[Stored entries]
:::

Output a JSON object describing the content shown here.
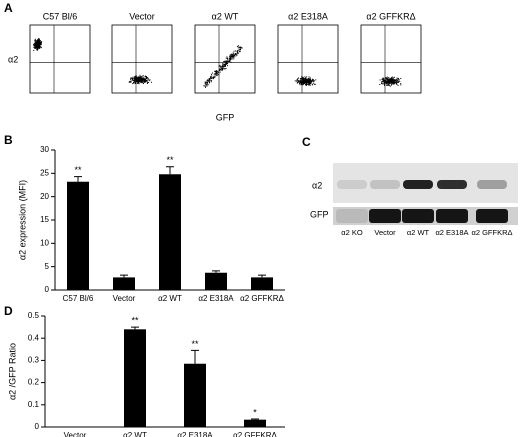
{
  "flow_panel": {
    "label": "A",
    "y_label": "α2",
    "x_label": "GFP",
    "plots": [
      "C57 Bl/6",
      "Vector",
      "α2 WT",
      "α2 E318A",
      "α2 GFFKRΔ"
    ]
  },
  "blot": {
    "label": "C",
    "rows": [
      "α2",
      "GFP"
    ],
    "lanes": [
      "α2 KO",
      "Vector",
      "α2 WT",
      "α2 E318A",
      "α2 GFFKRΔ"
    ]
  },
  "chart_data": [
    {
      "type": "bar",
      "label": "B",
      "y_label": "α2 expression (MFI)",
      "categories": [
        "C57 Bl/6",
        "Vector",
        "α2 WT",
        "α2 E318A",
        "α2 GFFKRΔ"
      ],
      "values": [
        23.2,
        2.7,
        24.8,
        3.7,
        2.7
      ],
      "errors": [
        1.1,
        0.5,
        1.6,
        0.4,
        0.5
      ],
      "value_annotations": [
        "**",
        null,
        "**",
        null,
        null
      ],
      "color": "#000000",
      "ylim": [
        0,
        30
      ],
      "yticks": [
        0,
        5,
        10,
        15,
        20,
        25,
        30
      ]
    },
    {
      "type": "bar",
      "label": "D",
      "y_label": "α2 /GFP Ratio",
      "categories": [
        "Vector",
        "α2 WT",
        "α2 E318A",
        "α2 GFFKRΔ"
      ],
      "values": [
        0,
        0.44,
        0.285,
        0.033
      ],
      "errors": [
        0,
        0.01,
        0.06,
        0.003
      ],
      "value_annotations": [
        null,
        "**",
        "**",
        "*"
      ],
      "color": "#000000",
      "ylim": [
        0,
        0.5
      ],
      "yticks": [
        0,
        0.1,
        0.2,
        0.3,
        0.4,
        0.5
      ]
    }
  ]
}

:::

◆ WHAT TO WORK ON: Skip the pictures, then retype every line above exactly.

◆ WORKED ANSWER:
Output a JSON object describing the content shown here.
{
  "flow_panel": {
    "label": "A",
    "y_label": "α2",
    "x_label": "GFP",
    "plots": [
      "C57 Bl/6",
      "Vector",
      "α2 WT",
      "α2 E318A",
      "α2 GFFKRΔ"
    ]
  },
  "blot": {
    "label": "C",
    "rows": [
      "α2",
      "GFP"
    ],
    "lanes": [
      "α2 KO",
      "Vector",
      "α2 WT",
      "α2 E318A",
      "α2 GFFKRΔ"
    ]
  },
  "chart_data": [
    {
      "type": "bar",
      "label": "B",
      "y_label": "α2 expression (MFI)",
      "categories": [
        "C57 Bl/6",
        "Vector",
        "α2 WT",
        "α2 E318A",
        "α2 GFFKRΔ"
      ],
      "values": [
        23.2,
        2.7,
        24.8,
        3.7,
        2.7
      ],
      "errors": [
        1.1,
        0.5,
        1.6,
        0.4,
        0.5
      ],
      "value_annotations": [
        "**",
        null,
        "**",
        null,
        null
      ],
      "color": "#000000",
      "ylim": [
        0,
        30
      ],
      "yticks": [
        0,
        5,
        10,
        15,
        20,
        25,
        30
      ]
    },
    {
      "type": "bar",
      "label": "D",
      "y_label": "α2 /GFP Ratio",
      "categories": [
        "Vector",
        "α2 WT",
        "α2 E318A",
        "α2 GFFKRΔ"
      ],
      "values": [
        0,
        0.44,
        0.285,
        0.033
      ],
      "errors": [
        0,
        0.01,
        0.06,
        0.003
      ],
      "value_annotations": [
        null,
        "**",
        "**",
        "*"
      ],
      "color": "#000000",
      "ylim": [
        0,
        0.5
      ],
      "yticks": [
        0,
        0.1,
        0.2,
        0.3,
        0.4,
        0.5
      ]
    }
  ]
}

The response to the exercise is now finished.